## begin

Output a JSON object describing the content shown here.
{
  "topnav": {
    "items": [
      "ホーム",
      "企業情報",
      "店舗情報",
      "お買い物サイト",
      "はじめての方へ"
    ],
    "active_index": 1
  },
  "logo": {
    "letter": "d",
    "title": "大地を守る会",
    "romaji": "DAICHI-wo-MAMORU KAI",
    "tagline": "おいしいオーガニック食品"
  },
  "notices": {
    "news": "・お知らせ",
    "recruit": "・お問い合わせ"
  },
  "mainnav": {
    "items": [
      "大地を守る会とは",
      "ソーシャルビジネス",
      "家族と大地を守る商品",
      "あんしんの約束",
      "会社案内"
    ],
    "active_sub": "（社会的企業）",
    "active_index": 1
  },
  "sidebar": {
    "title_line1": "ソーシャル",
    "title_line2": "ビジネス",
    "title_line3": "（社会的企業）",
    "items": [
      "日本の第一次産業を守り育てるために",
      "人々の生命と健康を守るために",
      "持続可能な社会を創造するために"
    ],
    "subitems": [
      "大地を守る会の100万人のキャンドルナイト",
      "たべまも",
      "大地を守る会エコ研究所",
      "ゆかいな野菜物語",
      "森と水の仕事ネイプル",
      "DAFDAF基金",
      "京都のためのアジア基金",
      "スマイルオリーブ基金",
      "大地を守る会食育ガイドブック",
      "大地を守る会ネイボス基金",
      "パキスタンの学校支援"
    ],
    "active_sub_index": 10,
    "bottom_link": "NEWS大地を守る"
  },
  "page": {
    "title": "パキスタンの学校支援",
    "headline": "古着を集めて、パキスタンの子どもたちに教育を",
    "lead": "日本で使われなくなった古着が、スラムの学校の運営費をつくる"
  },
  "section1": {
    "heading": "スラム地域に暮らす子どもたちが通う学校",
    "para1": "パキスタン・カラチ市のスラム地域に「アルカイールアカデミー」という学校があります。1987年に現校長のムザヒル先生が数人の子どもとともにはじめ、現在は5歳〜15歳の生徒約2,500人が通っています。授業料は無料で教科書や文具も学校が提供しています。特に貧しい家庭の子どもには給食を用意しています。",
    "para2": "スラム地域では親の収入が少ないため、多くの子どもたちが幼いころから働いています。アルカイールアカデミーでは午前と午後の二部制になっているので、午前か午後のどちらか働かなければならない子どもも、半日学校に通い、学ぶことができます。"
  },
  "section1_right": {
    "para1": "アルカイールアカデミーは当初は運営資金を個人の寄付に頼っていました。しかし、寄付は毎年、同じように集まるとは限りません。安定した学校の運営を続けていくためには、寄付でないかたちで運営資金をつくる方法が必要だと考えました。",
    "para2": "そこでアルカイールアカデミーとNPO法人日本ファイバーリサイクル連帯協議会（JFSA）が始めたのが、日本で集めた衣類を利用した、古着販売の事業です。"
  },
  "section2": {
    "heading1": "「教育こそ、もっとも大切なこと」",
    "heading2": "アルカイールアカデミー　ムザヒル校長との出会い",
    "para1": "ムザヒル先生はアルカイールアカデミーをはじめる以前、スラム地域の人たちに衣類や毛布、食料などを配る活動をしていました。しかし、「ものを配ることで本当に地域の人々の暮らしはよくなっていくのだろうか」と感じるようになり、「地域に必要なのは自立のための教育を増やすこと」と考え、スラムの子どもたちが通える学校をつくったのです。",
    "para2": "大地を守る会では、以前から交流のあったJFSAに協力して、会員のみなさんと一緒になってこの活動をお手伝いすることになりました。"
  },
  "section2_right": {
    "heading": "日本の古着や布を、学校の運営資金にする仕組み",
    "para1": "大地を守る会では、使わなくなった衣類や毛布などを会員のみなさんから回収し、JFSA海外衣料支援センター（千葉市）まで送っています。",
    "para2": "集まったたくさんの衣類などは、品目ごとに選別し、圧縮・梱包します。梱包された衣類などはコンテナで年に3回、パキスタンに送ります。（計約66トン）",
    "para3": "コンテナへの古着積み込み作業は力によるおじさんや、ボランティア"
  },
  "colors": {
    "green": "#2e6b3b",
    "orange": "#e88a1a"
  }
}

## end

### YOUR OBJECTIVE
Look through the entries and find each line that has the string "大地を守る会では". Copy those lines.

### FINISHED ANSWER
    "para2": "大地を守る会では、以前から交流のあったJFSAに協力して、会員のみなさんと一緒になってこの活動をお手伝いすることになりました。"
    "para1": "大地を守る会では、使わなくなった衣類や毛布などを会員のみなさんから回収し、JFSA海外衣料支援センター（千葉市）まで送っています。",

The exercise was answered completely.